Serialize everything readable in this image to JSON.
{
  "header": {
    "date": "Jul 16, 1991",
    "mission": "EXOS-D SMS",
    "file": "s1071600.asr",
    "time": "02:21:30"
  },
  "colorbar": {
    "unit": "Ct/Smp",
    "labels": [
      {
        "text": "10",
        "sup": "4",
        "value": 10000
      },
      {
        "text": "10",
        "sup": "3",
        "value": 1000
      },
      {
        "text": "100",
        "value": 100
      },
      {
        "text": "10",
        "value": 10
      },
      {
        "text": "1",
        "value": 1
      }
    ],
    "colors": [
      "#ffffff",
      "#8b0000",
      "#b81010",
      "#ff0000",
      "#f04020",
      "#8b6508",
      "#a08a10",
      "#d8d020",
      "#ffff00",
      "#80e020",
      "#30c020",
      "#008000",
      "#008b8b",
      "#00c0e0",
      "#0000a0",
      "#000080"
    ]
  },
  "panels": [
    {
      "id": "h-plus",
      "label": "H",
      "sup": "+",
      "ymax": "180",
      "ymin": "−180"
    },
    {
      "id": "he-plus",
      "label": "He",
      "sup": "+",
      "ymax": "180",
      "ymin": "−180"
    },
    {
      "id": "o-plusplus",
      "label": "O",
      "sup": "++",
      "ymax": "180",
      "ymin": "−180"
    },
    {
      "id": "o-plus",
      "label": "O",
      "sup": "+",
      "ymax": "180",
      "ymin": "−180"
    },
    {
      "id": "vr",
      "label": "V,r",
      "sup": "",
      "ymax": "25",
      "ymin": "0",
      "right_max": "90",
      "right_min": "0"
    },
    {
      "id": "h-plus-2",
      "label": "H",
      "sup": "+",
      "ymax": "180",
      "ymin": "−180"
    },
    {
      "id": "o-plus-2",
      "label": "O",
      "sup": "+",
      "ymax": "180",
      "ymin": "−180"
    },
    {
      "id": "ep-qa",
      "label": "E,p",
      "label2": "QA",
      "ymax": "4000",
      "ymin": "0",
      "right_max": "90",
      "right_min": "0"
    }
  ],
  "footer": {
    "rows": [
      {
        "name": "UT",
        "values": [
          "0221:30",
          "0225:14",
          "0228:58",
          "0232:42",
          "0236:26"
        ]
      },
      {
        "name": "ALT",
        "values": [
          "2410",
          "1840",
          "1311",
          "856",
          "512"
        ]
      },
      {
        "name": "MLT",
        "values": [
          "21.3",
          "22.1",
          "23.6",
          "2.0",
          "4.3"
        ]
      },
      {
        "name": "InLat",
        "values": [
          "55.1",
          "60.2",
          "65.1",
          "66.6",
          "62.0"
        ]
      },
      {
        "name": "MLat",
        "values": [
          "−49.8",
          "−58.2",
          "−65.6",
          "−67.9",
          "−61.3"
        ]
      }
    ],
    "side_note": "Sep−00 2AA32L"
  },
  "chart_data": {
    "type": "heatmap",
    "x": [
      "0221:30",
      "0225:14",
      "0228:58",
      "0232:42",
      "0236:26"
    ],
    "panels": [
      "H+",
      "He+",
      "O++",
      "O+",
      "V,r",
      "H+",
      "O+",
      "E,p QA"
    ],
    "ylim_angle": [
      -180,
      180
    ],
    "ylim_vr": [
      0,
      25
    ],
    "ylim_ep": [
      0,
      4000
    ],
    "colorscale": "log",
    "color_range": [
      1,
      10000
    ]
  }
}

**What to do:** Repeat the data above, word for word.

**Exercise answer:**
Serialize everything readable in this image to JSON.
{
  "header": {
    "date": "Jul 16, 1991",
    "mission": "EXOS-D SMS",
    "file": "s1071600.asr",
    "time": "02:21:30"
  },
  "colorbar": {
    "unit": "Ct/Smp",
    "labels": [
      {
        "text": "10",
        "sup": "4",
        "value": 10000
      },
      {
        "text": "10",
        "sup": "3",
        "value": 1000
      },
      {
        "text": "100",
        "value": 100
      },
      {
        "text": "10",
        "value": 10
      },
      {
        "text": "1",
        "value": 1
      }
    ],
    "colors": [
      "#ffffff",
      "#8b0000",
      "#b81010",
      "#ff0000",
      "#f04020",
      "#8b6508",
      "#a08a10",
      "#d8d020",
      "#ffff00",
      "#80e020",
      "#30c020",
      "#008000",
      "#008b8b",
      "#00c0e0",
      "#0000a0",
      "#000080"
    ]
  },
  "panels": [
    {
      "id": "h-plus",
      "label": "H",
      "sup": "+",
      "ymax": "180",
      "ymin": "−180"
    },
    {
      "id": "he-plus",
      "label": "He",
      "sup": "+",
      "ymax": "180",
      "ymin": "−180"
    },
    {
      "id": "o-plusplus",
      "label": "O",
      "sup": "++",
      "ymax": "180",
      "ymin": "−180"
    },
    {
      "id": "o-plus",
      "label": "O",
      "sup": "+",
      "ymax": "180",
      "ymin": "−180"
    },
    {
      "id": "vr",
      "label": "V,r",
      "sup": "",
      "ymax": "25",
      "ymin": "0",
      "right_max": "90",
      "right_min": "0"
    },
    {
      "id": "h-plus-2",
      "label": "H",
      "sup": "+",
      "ymax": "180",
      "ymin": "−180"
    },
    {
      "id": "o-plus-2",
      "label": "O",
      "sup": "+",
      "ymax": "180",
      "ymin": "−180"
    },
    {
      "id": "ep-qa",
      "label": "E,p",
      "label2": "QA",
      "ymax": "4000",
      "ymin": "0",
      "right_max": "90",
      "right_min": "0"
    }
  ],
  "footer": {
    "rows": [
      {
        "name": "UT",
        "values": [
          "0221:30",
          "0225:14",
          "0228:58",
          "0232:42",
          "0236:26"
        ]
      },
      {
        "name": "ALT",
        "values": [
          "2410",
          "1840",
          "1311",
          "856",
          "512"
        ]
      },
      {
        "name": "MLT",
        "values": [
          "21.3",
          "22.1",
          "23.6",
          "2.0",
          "4.3"
        ]
      },
      {
        "name": "InLat",
        "values": [
          "55.1",
          "60.2",
          "65.1",
          "66.6",
          "62.0"
        ]
      },
      {
        "name": "MLat",
        "values": [
          "−49.8",
          "−58.2",
          "−65.6",
          "−67.9",
          "−61.3"
        ]
      }
    ],
    "side_note": "Sep−00 2AA32L"
  },
  "chart_data": {
    "type": "heatmap",
    "x": [
      "0221:30",
      "0225:14",
      "0228:58",
      "0232:42",
      "0236:26"
    ],
    "panels": [
      "H+",
      "He+",
      "O++",
      "O+",
      "V,r",
      "H+",
      "O+",
      "E,p QA"
    ],
    "ylim_angle": [
      -180,
      180
    ],
    "ylim_vr": [
      0,
      25
    ],
    "ylim_ep": [
      0,
      4000
    ],
    "colorscale": "log",
    "color_range": [
      1,
      10000
    ]
  }
}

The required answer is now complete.